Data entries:
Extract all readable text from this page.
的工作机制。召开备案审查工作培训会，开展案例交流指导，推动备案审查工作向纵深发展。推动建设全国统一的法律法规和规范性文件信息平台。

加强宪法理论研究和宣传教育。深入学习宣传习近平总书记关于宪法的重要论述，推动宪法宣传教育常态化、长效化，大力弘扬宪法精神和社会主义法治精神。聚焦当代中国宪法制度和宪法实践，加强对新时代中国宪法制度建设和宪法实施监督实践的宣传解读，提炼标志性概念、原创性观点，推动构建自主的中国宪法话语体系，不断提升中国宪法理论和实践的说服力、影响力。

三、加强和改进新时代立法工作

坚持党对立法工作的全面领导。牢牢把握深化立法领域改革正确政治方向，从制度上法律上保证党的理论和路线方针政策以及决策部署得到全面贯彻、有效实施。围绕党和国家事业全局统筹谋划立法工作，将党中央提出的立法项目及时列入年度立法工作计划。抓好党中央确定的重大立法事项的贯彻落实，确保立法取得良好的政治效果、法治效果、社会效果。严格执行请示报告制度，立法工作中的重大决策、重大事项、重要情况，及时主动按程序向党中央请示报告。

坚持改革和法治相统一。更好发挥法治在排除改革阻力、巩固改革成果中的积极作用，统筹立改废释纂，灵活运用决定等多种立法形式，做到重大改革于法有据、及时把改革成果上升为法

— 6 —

Task statement:
Write the listing out again, exactly as it reads.

Response to this exercise:
Extract all readable text from this page.
的工作机制。召开备案审查工作培训会，开展案例交流指导，推动备案审查工作向纵深发展。推动建设全国统一的法律法规和规范性文件信息平台。

加强宪法理论研究和宣传教育。深入学习宣传习近平总书记关于宪法的重要论述，推动宪法宣传教育常态化、长效化，大力弘扬宪法精神和社会主义法治精神。聚焦当代中国宪法制度和宪法实践，加强对新时代中国宪法制度建设和宪法实施监督实践的宣传解读，提炼标志性概念、原创性观点，推动构建自主的中国宪法话语体系，不断提升中国宪法理论和实践的说服力、影响力。

三、加强和改进新时代立法工作

坚持党对立法工作的全面领导。牢牢把握深化立法领域改革正确政治方向，从制度上法律上保证党的理论和路线方针政策以及决策部署得到全面贯彻、有效实施。围绕党和国家事业全局统筹谋划立法工作，将党中央提出的立法项目及时列入年度立法工作计划。抓好党中央确定的重大立法事项的贯彻落实，确保立法取得良好的政治效果、法治效果、社会效果。严格执行请示报告制度，立法工作中的重大决策、重大事项、重要情况，及时主动按程序向党中央请示报告。

坚持改革和法治相统一。更好发挥法治在排除改革阻力、巩固改革成果中的积极作用，统筹立改废释纂，灵活运用决定等多种立法形式，做到重大改革于法有据、及时把改革成果上升为法

— 6 —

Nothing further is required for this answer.